> The problem: Under this task are some entries; return every one of them exactly.

> Rows from a dataset:
——————————

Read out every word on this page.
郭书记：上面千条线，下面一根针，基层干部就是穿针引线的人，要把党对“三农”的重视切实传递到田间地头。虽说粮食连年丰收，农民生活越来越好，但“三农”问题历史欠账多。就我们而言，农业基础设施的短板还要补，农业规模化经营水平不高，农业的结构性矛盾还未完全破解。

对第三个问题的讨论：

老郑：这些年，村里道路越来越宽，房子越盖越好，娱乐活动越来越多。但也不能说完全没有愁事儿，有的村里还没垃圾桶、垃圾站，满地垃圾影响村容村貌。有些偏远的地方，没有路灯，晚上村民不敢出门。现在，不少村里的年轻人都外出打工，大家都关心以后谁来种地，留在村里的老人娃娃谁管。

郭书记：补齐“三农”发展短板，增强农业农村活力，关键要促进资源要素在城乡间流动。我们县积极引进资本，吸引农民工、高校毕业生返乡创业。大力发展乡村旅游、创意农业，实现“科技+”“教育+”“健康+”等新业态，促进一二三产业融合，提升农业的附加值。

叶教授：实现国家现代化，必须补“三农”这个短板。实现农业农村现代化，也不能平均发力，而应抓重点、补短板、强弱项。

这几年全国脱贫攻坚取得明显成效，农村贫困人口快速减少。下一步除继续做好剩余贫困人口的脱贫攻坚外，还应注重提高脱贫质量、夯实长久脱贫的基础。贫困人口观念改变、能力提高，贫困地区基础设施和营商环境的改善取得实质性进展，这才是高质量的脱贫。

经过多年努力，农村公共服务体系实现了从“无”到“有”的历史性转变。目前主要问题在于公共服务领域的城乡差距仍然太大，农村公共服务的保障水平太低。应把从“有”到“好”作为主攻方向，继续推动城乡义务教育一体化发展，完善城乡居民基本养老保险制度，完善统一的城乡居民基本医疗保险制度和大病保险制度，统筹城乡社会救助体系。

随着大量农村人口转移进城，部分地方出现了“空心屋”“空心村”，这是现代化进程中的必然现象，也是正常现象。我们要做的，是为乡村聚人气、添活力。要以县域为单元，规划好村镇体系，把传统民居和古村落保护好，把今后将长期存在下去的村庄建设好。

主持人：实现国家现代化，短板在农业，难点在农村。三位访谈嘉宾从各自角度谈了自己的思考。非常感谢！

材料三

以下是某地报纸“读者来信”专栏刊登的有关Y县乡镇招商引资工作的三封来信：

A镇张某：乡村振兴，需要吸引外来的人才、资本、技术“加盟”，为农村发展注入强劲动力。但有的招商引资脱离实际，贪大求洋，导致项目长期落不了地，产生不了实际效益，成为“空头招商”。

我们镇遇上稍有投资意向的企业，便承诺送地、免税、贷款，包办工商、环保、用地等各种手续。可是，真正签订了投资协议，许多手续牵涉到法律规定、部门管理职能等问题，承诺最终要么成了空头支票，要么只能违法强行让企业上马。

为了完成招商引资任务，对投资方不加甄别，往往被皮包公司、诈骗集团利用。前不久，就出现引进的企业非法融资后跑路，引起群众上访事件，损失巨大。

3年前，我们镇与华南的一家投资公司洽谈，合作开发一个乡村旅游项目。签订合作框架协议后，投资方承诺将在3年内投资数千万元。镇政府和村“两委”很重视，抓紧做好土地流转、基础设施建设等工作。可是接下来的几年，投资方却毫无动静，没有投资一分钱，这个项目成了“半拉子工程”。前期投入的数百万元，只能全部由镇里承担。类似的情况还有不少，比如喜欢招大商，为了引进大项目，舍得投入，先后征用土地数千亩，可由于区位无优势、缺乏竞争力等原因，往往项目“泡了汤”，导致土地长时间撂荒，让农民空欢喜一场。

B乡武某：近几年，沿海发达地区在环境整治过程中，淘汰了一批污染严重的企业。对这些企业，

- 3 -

——————————

> The answer:
Read out every word on this page.
郭书记：上面千条线，下面一根针，基层干部就是穿针引线的人，要把党对“三农”的重视切实传递到田间地头。虽说粮食连年丰收，农民生活越来越好，但“三农”问题历史欠账多。就我们而言，农业基础设施的短板还要补，农业规模化经营水平不高，农业的结构性矛盾还未完全破解。

对第三个问题的讨论：

老郑：这些年，村里道路越来越宽，房子越盖越好，娱乐活动越来越多。但也不能说完全没有愁事儿，有的村里还没垃圾桶、垃圾站，满地垃圾影响村容村貌。有些偏远的地方，没有路灯，晚上村民不敢出门。现在，不少村里的年轻人都外出打工，大家都关心以后谁来种地，留在村里的老人娃娃谁管。

郭书记：补齐“三农”发展短板，增强农业农村活力，关键要促进资源要素在城乡间流动。我们县积极引进资本，吸引农民工、高校毕业生返乡创业。大力发展乡村旅游、创意农业，实现“科技+”“教育+”“健康+”等新业态，促进一二三产业融合，提升农业的附加值。

叶教授：实现国家现代化，必须补“三农”这个短板。实现农业农村现代化，也不能平均发力，而应抓重点、补短板、强弱项。

这几年全国脱贫攻坚取得明显成效，农村贫困人口快速减少。下一步除继续做好剩余贫困人口的脱贫攻坚外，还应注重提高脱贫质量、夯实长久脱贫的基础。贫困人口观念改变、能力提高，贫困地区基础设施和营商环境的改善取得实质性进展，这才是高质量的脱贫。

经过多年努力，农村公共服务体系实现了从“无”到“有”的历史性转变。目前主要问题在于公共服务领域的城乡差距仍然太大，农村公共服务的保障水平太低。应把从“有”到“好”作为主攻方向，继续推动城乡义务教育一体化发展，完善城乡居民基本养老保险制度，完善统一的城乡居民基本医疗保险制度和大病保险制度，统筹城乡社会救助体系。

随着大量农村人口转移进城，部分地方出现了“空心屋”“空心村”，这是现代化进程中的必然现象，也是正常现象。我们要做的，是为乡村聚人气、添活力。要以县域为单元，规划好村镇体系，把传统民居和古村落保护好，把今后将长期存在下去的村庄建设好。

主持人：实现国家现代化，短板在农业，难点在农村。三位访谈嘉宾从各自角度谈了自己的思考。非常感谢！

材料三

以下是某地报纸“读者来信”专栏刊登的有关Y县乡镇招商引资工作的三封来信：

A镇张某：乡村振兴，需要吸引外来的人才、资本、技术“加盟”，为农村发展注入强劲动力。但有的招商引资脱离实际，贪大求洋，导致项目长期落不了地，产生不了实际效益，成为“空头招商”。

我们镇遇上稍有投资意向的企业，便承诺送地、免税、贷款，包办工商、环保、用地等各种手续。可是，真正签订了投资协议，许多手续牵涉到法律规定、部门管理职能等问题，承诺最终要么成了空头支票，要么只能违法强行让企业上马。

为了完成招商引资任务，对投资方不加甄别，往往被皮包公司、诈骗集团利用。前不久，就出现引进的企业非法融资后跑路，引起群众上访事件，损失巨大。

3年前，我们镇与华南的一家投资公司洽谈，合作开发一个乡村旅游项目。签订合作框架协议后，投资方承诺将在3年内投资数千万元。镇政府和村“两委”很重视，抓紧做好土地流转、基础设施建设等工作。可是接下来的几年，投资方却毫无动静，没有投资一分钱，这个项目成了“半拉子工程”。前期投入的数百万元，只能全部由镇里承担。类似的情况还有不少，比如喜欢招大商，为了引进大项目，舍得投入，先后征用土地数千亩，可由于区位无优势、缺乏竞争力等原因，往往项目“泡了汤”，导致土地长时间撂荒，让农民空欢喜一场。

B乡武某：近几年，沿海发达地区在环境整治过程中，淘汰了一批污染严重的企业。对这些企业，

- 3 -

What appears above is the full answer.